- Dataset excerpts:
==*==

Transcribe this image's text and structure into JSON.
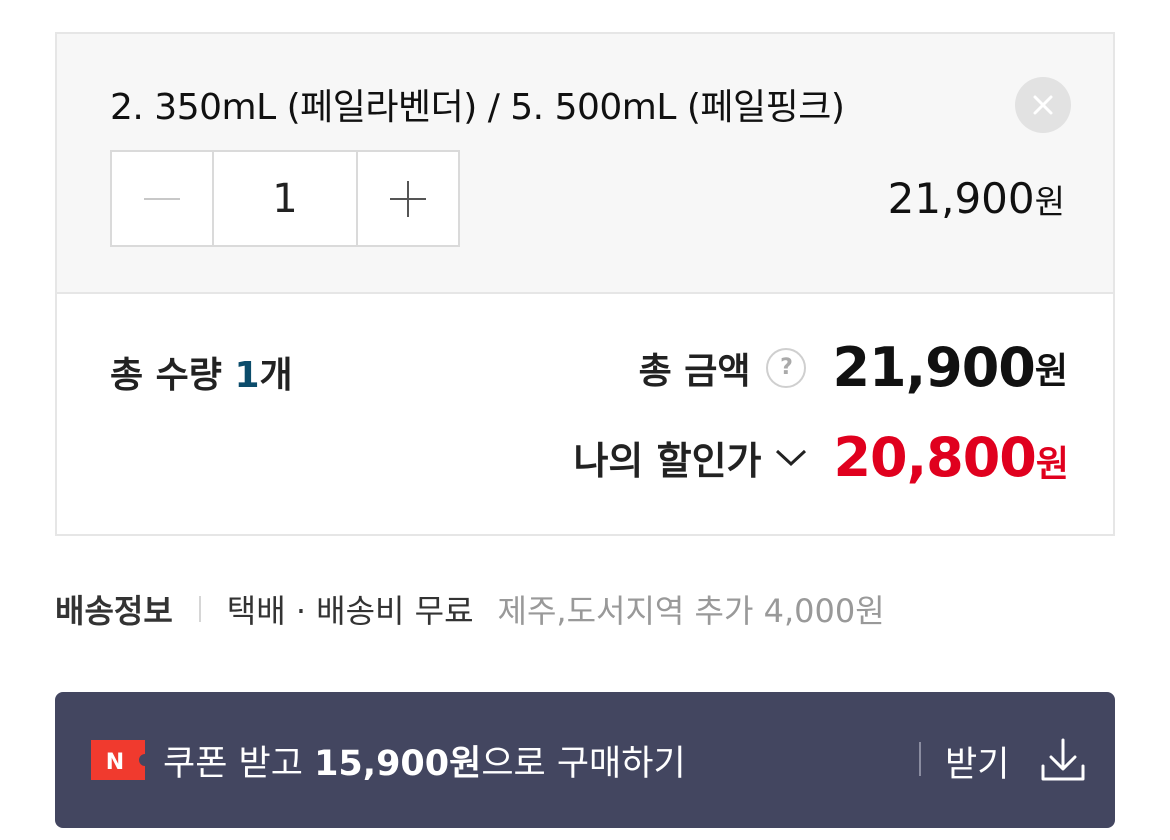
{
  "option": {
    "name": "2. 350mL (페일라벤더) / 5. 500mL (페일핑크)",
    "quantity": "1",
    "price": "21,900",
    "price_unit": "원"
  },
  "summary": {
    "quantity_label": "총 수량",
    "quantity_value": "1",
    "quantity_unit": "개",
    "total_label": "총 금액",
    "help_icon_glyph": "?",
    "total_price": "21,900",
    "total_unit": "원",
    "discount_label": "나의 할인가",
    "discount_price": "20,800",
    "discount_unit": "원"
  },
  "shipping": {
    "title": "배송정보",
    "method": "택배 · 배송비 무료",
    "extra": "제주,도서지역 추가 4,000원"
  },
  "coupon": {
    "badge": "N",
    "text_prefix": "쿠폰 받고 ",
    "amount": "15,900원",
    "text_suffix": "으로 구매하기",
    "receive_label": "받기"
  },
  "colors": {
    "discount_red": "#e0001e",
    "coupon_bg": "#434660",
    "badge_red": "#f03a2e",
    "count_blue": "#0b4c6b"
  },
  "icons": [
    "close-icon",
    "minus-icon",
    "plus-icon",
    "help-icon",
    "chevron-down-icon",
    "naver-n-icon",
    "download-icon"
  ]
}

==*==

- WHAT YOU HAVE TO DO: In the copy, include all records verbatim but no images.

- THE RESPONSE:
Transcribe this image's text and structure into JSON.
{
  "option": {
    "name": "2. 350mL (페일라벤더) / 5. 500mL (페일핑크)",
    "quantity": "1",
    "price": "21,900",
    "price_unit": "원"
  },
  "summary": {
    "quantity_label": "총 수량",
    "quantity_value": "1",
    "quantity_unit": "개",
    "total_label": "총 금액",
    "help_icon_glyph": "?",
    "total_price": "21,900",
    "total_unit": "원",
    "discount_label": "나의 할인가",
    "discount_price": "20,800",
    "discount_unit": "원"
  },
  "shipping": {
    "title": "배송정보",
    "method": "택배 · 배송비 무료",
    "extra": "제주,도서지역 추가 4,000원"
  },
  "coupon": {
    "badge": "N",
    "text_prefix": "쿠폰 받고 ",
    "amount": "15,900원",
    "text_suffix": "으로 구매하기",
    "receive_label": "받기"
  },
  "colors": {
    "discount_red": "#e0001e",
    "coupon_bg": "#434660",
    "badge_red": "#f03a2e",
    "count_blue": "#0b4c6b"
  },
  "icons": [
    "close-icon",
    "minus-icon",
    "plus-icon",
    "help-icon",
    "chevron-down-icon",
    "naver-n-icon",
    "download-icon"
  ]
}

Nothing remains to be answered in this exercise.